To be done:
Output every line of the data exactly as it appears.

- - - - -

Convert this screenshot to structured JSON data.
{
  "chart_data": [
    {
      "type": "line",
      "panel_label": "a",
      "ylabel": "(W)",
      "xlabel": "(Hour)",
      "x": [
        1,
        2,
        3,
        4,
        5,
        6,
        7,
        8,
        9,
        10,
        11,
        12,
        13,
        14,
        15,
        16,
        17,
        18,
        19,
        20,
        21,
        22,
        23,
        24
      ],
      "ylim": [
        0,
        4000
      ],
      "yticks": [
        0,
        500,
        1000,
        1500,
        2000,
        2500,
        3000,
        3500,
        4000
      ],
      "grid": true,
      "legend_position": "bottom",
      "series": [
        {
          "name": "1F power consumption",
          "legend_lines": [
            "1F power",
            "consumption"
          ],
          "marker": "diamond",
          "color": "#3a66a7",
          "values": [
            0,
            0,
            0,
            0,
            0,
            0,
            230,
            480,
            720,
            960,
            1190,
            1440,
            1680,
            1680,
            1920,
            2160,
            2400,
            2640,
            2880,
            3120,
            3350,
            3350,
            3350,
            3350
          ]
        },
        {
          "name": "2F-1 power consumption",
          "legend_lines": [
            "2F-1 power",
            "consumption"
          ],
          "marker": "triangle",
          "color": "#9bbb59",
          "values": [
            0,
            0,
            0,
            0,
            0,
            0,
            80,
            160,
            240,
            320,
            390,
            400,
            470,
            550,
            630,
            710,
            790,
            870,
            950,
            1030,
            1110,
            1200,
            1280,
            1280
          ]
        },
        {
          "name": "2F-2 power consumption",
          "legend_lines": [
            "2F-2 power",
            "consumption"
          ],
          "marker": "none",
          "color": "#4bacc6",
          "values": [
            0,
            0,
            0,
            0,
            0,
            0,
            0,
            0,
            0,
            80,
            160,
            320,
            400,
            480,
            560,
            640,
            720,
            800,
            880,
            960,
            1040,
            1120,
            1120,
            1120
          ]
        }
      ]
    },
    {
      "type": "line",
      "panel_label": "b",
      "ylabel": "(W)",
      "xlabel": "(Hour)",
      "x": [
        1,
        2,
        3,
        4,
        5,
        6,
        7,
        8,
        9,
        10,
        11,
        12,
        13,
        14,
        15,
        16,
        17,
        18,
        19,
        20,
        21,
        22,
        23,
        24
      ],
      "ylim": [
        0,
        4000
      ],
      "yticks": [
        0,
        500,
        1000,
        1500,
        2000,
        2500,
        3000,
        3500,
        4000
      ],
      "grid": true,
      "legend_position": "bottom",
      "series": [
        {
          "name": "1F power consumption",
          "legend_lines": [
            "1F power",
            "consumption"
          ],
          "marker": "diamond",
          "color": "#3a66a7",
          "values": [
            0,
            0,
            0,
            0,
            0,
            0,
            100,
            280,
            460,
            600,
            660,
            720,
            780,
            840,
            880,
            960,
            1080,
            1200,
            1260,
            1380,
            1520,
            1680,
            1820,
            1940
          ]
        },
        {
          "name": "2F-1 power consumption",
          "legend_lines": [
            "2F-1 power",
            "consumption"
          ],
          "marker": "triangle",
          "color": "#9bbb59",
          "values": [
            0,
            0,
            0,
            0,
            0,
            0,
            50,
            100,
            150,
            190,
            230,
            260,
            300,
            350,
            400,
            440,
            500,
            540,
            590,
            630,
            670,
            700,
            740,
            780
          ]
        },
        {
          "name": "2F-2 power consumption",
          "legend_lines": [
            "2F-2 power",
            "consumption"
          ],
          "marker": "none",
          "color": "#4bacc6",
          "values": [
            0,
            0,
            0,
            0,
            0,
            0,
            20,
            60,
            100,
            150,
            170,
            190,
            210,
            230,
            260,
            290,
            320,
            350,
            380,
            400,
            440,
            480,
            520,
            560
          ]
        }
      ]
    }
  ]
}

- - - - -

Task solution:
Convert this screenshot to structured JSON data.
{
  "chart_data": [
    {
      "type": "line",
      "panel_label": "a",
      "ylabel": "(W)",
      "xlabel": "(Hour)",
      "x": [
        1,
        2,
        3,
        4,
        5,
        6,
        7,
        8,
        9,
        10,
        11,
        12,
        13,
        14,
        15,
        16,
        17,
        18,
        19,
        20,
        21,
        22,
        23,
        24
      ],
      "ylim": [
        0,
        4000
      ],
      "yticks": [
        0,
        500,
        1000,
        1500,
        2000,
        2500,
        3000,
        3500,
        4000
      ],
      "grid": true,
      "legend_position": "bottom",
      "series": [
        {
          "name": "1F power consumption",
          "legend_lines": [
            "1F power",
            "consumption"
          ],
          "marker": "diamond",
          "color": "#3a66a7",
          "values": [
            0,
            0,
            0,
            0,
            0,
            0,
            230,
            480,
            720,
            960,
            1190,
            1440,
            1680,
            1680,
            1920,
            2160,
            2400,
            2640,
            2880,
            3120,
            3350,
            3350,
            3350,
            3350
          ]
        },
        {
          "name": "2F-1 power consumption",
          "legend_lines": [
            "2F-1 power",
            "consumption"
          ],
          "marker": "triangle",
          "color": "#9bbb59",
          "values": [
            0,
            0,
            0,
            0,
            0,
            0,
            80,
            160,
            240,
            320,
            390,
            400,
            470,
            550,
            630,
            710,
            790,
            870,
            950,
            1030,
            1110,
            1200,
            1280,
            1280
          ]
        },
        {
          "name": "2F-2 power consumption",
          "legend_lines": [
            "2F-2 power",
            "consumption"
          ],
          "marker": "none",
          "color": "#4bacc6",
          "values": [
            0,
            0,
            0,
            0,
            0,
            0,
            0,
            0,
            0,
            80,
            160,
            320,
            400,
            480,
            560,
            640,
            720,
            800,
            880,
            960,
            1040,
            1120,
            1120,
            1120
          ]
        }
      ]
    },
    {
      "type": "line",
      "panel_label": "b",
      "ylabel": "(W)",
      "xlabel": "(Hour)",
      "x": [
        1,
        2,
        3,
        4,
        5,
        6,
        7,
        8,
        9,
        10,
        11,
        12,
        13,
        14,
        15,
        16,
        17,
        18,
        19,
        20,
        21,
        22,
        23,
        24
      ],
      "ylim": [
        0,
        4000
      ],
      "yticks": [
        0,
        500,
        1000,
        1500,
        2000,
        2500,
        3000,
        3500,
        4000
      ],
      "grid": true,
      "legend_position": "bottom",
      "series": [
        {
          "name": "1F power consumption",
          "legend_lines": [
            "1F power",
            "consumption"
          ],
          "marker": "diamond",
          "color": "#3a66a7",
          "values": [
            0,
            0,
            0,
            0,
            0,
            0,
            100,
            280,
            460,
            600,
            660,
            720,
            780,
            840,
            880,
            960,
            1080,
            1200,
            1260,
            1380,
            1520,
            1680,
            1820,
            1940
          ]
        },
        {
          "name": "2F-1 power consumption",
          "legend_lines": [
            "2F-1 power",
            "consumption"
          ],
          "marker": "triangle",
          "color": "#9bbb59",
          "values": [
            0,
            0,
            0,
            0,
            0,
            0,
            50,
            100,
            150,
            190,
            230,
            260,
            300,
            350,
            400,
            440,
            500,
            540,
            590,
            630,
            670,
            700,
            740,
            780
          ]
        },
        {
          "name": "2F-2 power consumption",
          "legend_lines": [
            "2F-2 power",
            "consumption"
          ],
          "marker": "none",
          "color": "#4bacc6",
          "values": [
            0,
            0,
            0,
            0,
            0,
            0,
            20,
            60,
            100,
            150,
            170,
            190,
            210,
            230,
            260,
            290,
            320,
            350,
            380,
            400,
            440,
            480,
            520,
            560
          ]
        }
      ]
    }
  ]
}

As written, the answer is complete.